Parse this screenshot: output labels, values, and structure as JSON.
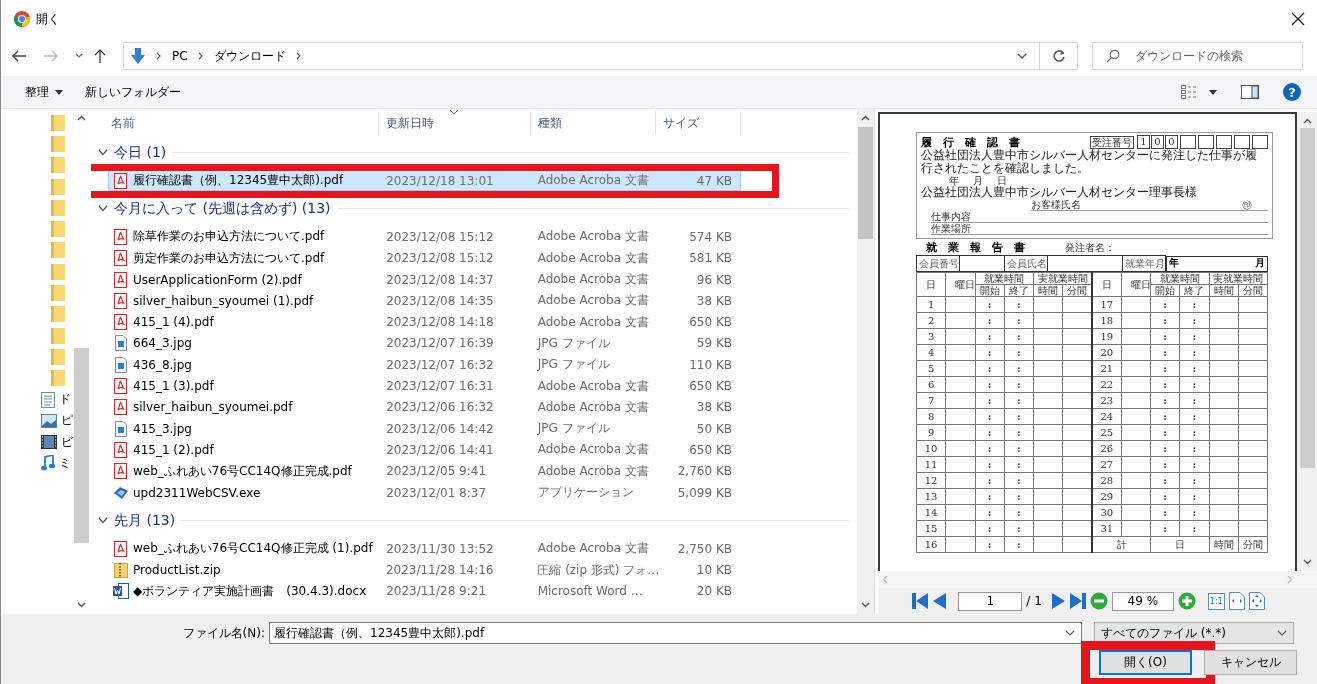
{
  "window": {
    "title": "開く"
  },
  "navigation": {
    "path": [
      "PC",
      "ダウンロード"
    ],
    "search": {
      "placeholder": "ダウンロードの検索"
    }
  },
  "toolbar": {
    "organize": "整理",
    "new_folder": "新しいフォルダー",
    "help": "?"
  },
  "nav_pane": {
    "items": [
      {
        "kind": "folder"
      },
      {
        "kind": "folder"
      },
      {
        "kind": "folder"
      },
      {
        "kind": "folder"
      },
      {
        "kind": "folder"
      },
      {
        "kind": "folder"
      },
      {
        "kind": "folder"
      },
      {
        "kind": "folder"
      },
      {
        "kind": "folder"
      },
      {
        "kind": "folder"
      },
      {
        "kind": "folder"
      },
      {
        "kind": "folder"
      },
      {
        "kind": "folder"
      },
      {
        "kind": "documents",
        "label": "ド"
      },
      {
        "kind": "pictures",
        "label": "ピ"
      },
      {
        "kind": "videos",
        "label": "ビ"
      },
      {
        "kind": "music",
        "label": "ミ"
      }
    ]
  },
  "file_list": {
    "columns": [
      {
        "label": "名前",
        "sorted": false
      },
      {
        "label": "更新日時",
        "sorted": true
      },
      {
        "label": "種類",
        "sorted": false
      },
      {
        "label": "サイズ",
        "sorted": false
      }
    ],
    "groups": [
      {
        "label": "今日 (1)",
        "expanded": true,
        "files": [
          {
            "kind": "pdf",
            "name": "履行確認書（例、12345豊中太郎).pdf",
            "modified": "2023/12/18 13:01",
            "type": "Adobe Acroba 文書",
            "size": "47 KB",
            "selected": true,
            "highlighted": true
          }
        ]
      },
      {
        "label": "今月に入って (先週は含めず) (13)",
        "expanded": true,
        "files": [
          {
            "kind": "pdf",
            "name": "除草作業のお申込方法について.pdf",
            "modified": "2023/12/08 15:12",
            "type": "Adobe Acroba 文書",
            "size": "574 KB",
            "selected": false,
            "highlighted": false
          },
          {
            "kind": "pdf",
            "name": "剪定作業のお申込方法について.pdf",
            "modified": "2023/12/08 15:12",
            "type": "Adobe Acroba 文書",
            "size": "581 KB",
            "selected": false,
            "highlighted": false
          },
          {
            "kind": "pdf",
            "name": "UserApplicationForm (2).pdf",
            "modified": "2023/12/08 14:37",
            "type": "Adobe Acroba 文書",
            "size": "96 KB",
            "selected": false,
            "highlighted": false
          },
          {
            "kind": "pdf",
            "name": "silver_haibun_syoumei (1).pdf",
            "modified": "2023/12/08 14:35",
            "type": "Adobe Acroba 文書",
            "size": "38 KB",
            "selected": false,
            "highlighted": false
          },
          {
            "kind": "pdf",
            "name": "415_1 (4).pdf",
            "modified": "2023/12/08 14:18",
            "type": "Adobe Acroba 文書",
            "size": "650 KB",
            "selected": false,
            "highlighted": false
          },
          {
            "kind": "jpg",
            "name": "664_3.jpg",
            "modified": "2023/12/07 16:39",
            "type": "JPG ファイル",
            "size": "59 KB",
            "selected": false,
            "highlighted": false
          },
          {
            "kind": "jpg",
            "name": "436_8.jpg",
            "modified": "2023/12/07 16:32",
            "type": "JPG ファイル",
            "size": "110 KB",
            "selected": false,
            "highlighted": false
          },
          {
            "kind": "pdf",
            "name": "415_1 (3).pdf",
            "modified": "2023/12/07 16:31",
            "type": "Adobe Acroba 文書",
            "size": "650 KB",
            "selected": false,
            "highlighted": false
          },
          {
            "kind": "pdf",
            "name": "silver_haibun_syoumei.pdf",
            "modified": "2023/12/06 16:32",
            "type": "Adobe Acroba 文書",
            "size": "38 KB",
            "selected": false,
            "highlighted": false
          },
          {
            "kind": "jpg",
            "name": "415_3.jpg",
            "modified": "2023/12/06 14:42",
            "type": "JPG ファイル",
            "size": "50 KB",
            "selected": false,
            "highlighted": false
          },
          {
            "kind": "pdf",
            "name": "415_1 (2).pdf",
            "modified": "2023/12/06 14:41",
            "type": "Adobe Acroba 文書",
            "size": "650 KB",
            "selected": false,
            "highlighted": false
          },
          {
            "kind": "pdf",
            "name": "web_ふれあい76号CC14Q修正完成.pdf",
            "modified": "2023/12/05 9:41",
            "type": "Adobe Acroba 文書",
            "size": "2,760 KB",
            "selected": false,
            "highlighted": false
          },
          {
            "kind": "exe",
            "name": "upd2311WebCSV.exe",
            "modified": "2023/12/01 8:37",
            "type": "アプリケーション",
            "size": "5,099 KB",
            "selected": false,
            "highlighted": false
          }
        ]
      },
      {
        "label": "先月 (13)",
        "expanded": true,
        "files": [
          {
            "kind": "pdf",
            "name": "web_ふれあい76号CC14Q修正完成 (1).pdf",
            "modified": "2023/11/30 13:52",
            "type": "Adobe Acroba 文書",
            "size": "2,750 KB",
            "selected": false,
            "highlighted": false
          },
          {
            "kind": "zip",
            "name": "ProductList.zip",
            "modified": "2023/11/28 14:16",
            "type": "圧縮 (zip 形式) フォ…",
            "size": "10 KB",
            "selected": false,
            "highlighted": false
          },
          {
            "kind": "docx",
            "name": "◆ボランティア実施計画書　(30.4.3).docx",
            "modified": "2023/11/28 9:21",
            "type": "Microsoft Word …",
            "size": "20 KB",
            "selected": false,
            "highlighted": false
          }
        ]
      }
    ]
  },
  "preview": {
    "document": {
      "title": "履　行　確　認　書",
      "order_label": "受注番号",
      "order_digits": [
        "1",
        "0",
        "0"
      ],
      "confirmation": "公益社団法人豊中市シルバー人材センターに発注した仕事が履行されたことを確認しました。",
      "date_parts": [
        "年",
        "月",
        "日"
      ],
      "addressee": "公益社団法人豊中市シルバー人材センター理事長様",
      "customer_label": "お客様氏名",
      "seal": "㊞",
      "work_label": "仕事内容",
      "place_label": "作業場所",
      "report_title": "就　業　報　告　書",
      "orderer_label": "発注者名：",
      "member_no_label": "会員番号",
      "member_name_label": "会員氏名",
      "work_month_label": "就業年月",
      "year": "年",
      "month": "月",
      "halves": [
        {
          "headers": {
            "day": "日",
            "weekday": "曜日",
            "work_time": "就業時間",
            "start": "開始",
            "end": "終了",
            "actual_time": "実就業時間",
            "hours": "時間",
            "minutes": "分間"
          },
          "rows": [
            {
              "day": "1",
              "start": ":",
              "end": ":"
            },
            {
              "day": "2",
              "start": ":",
              "end": ":"
            },
            {
              "day": "3",
              "start": ":",
              "end": ":"
            },
            {
              "day": "4",
              "start": ":",
              "end": ":"
            },
            {
              "day": "5",
              "start": ":",
              "end": ":"
            },
            {
              "day": "6",
              "start": ":",
              "end": ":"
            },
            {
              "day": "7",
              "start": ":",
              "end": ":"
            },
            {
              "day": "8",
              "start": ":",
              "end": ":"
            },
            {
              "day": "9",
              "start": ":",
              "end": ":"
            },
            {
              "day": "10",
              "start": ":",
              "end": ":"
            },
            {
              "day": "11",
              "start": ":",
              "end": ":"
            },
            {
              "day": "12",
              "start": ":",
              "end": ":"
            },
            {
              "day": "13",
              "start": ":",
              "end": ":"
            },
            {
              "day": "14",
              "start": ":",
              "end": ":"
            },
            {
              "day": "15",
              "start": ":",
              "end": ":"
            },
            {
              "day": "16",
              "start": ":",
              "end": ":"
            }
          ]
        },
        {
          "headers": {
            "day": "日",
            "weekday": "曜日",
            "work_time": "就業時間",
            "start": "開始",
            "end": "終了",
            "actual_time": "実就業時間",
            "hours": "時間",
            "minutes": "分間"
          },
          "rows": [
            {
              "day": "17",
              "start": ":",
              "end": ":"
            },
            {
              "day": "18",
              "start": ":",
              "end": ":"
            },
            {
              "day": "19",
              "start": ":",
              "end": ":"
            },
            {
              "day": "20",
              "start": ":",
              "end": ":"
            },
            {
              "day": "21",
              "start": ":",
              "end": ":"
            },
            {
              "day": "22",
              "start": ":",
              "end": ":"
            },
            {
              "day": "23",
              "start": ":",
              "end": ":"
            },
            {
              "day": "24",
              "start": ":",
              "end": ":"
            },
            {
              "day": "25",
              "start": ":",
              "end": ":"
            },
            {
              "day": "26",
              "start": ":",
              "end": ":"
            },
            {
              "day": "27",
              "start": ":",
              "end": ":"
            },
            {
              "day": "28",
              "start": ":",
              "end": ":"
            },
            {
              "day": "29",
              "start": ":",
              "end": ":"
            },
            {
              "day": "30",
              "start": ":",
              "end": ":"
            },
            {
              "day": "31",
              "start": ":",
              "end": ":"
            }
          ],
          "total": {
            "label": "計",
            "days": "日",
            "hours": "時間",
            "minutes": "分間"
          }
        }
      ]
    },
    "toolbar": {
      "page": "1",
      "page_total": "/ 1",
      "zoom": "49 %",
      "actual_size": "1:1"
    }
  },
  "footer": {
    "file_name_label": "ファイル名(N):",
    "file_name": "履行確認書（例、12345豊中太郎).pdf",
    "file_type": "すべてのファイル (*.*)",
    "buttons": [
      {
        "label": "開く(O)",
        "default": true,
        "highlighted": true
      },
      {
        "label": "キャンセル",
        "default": false,
        "highlighted": false
      }
    ]
  }
}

---------------

* Work instructions: Within the material above, find the lines that contain the word "true"; copy them.

* Answer for this exercise:
        "sorted": true
        "expanded": true,
            "selected": true,
            "highlighted": true
        "expanded": true,
        "expanded": true,
        "default": true,
        "highlighted": true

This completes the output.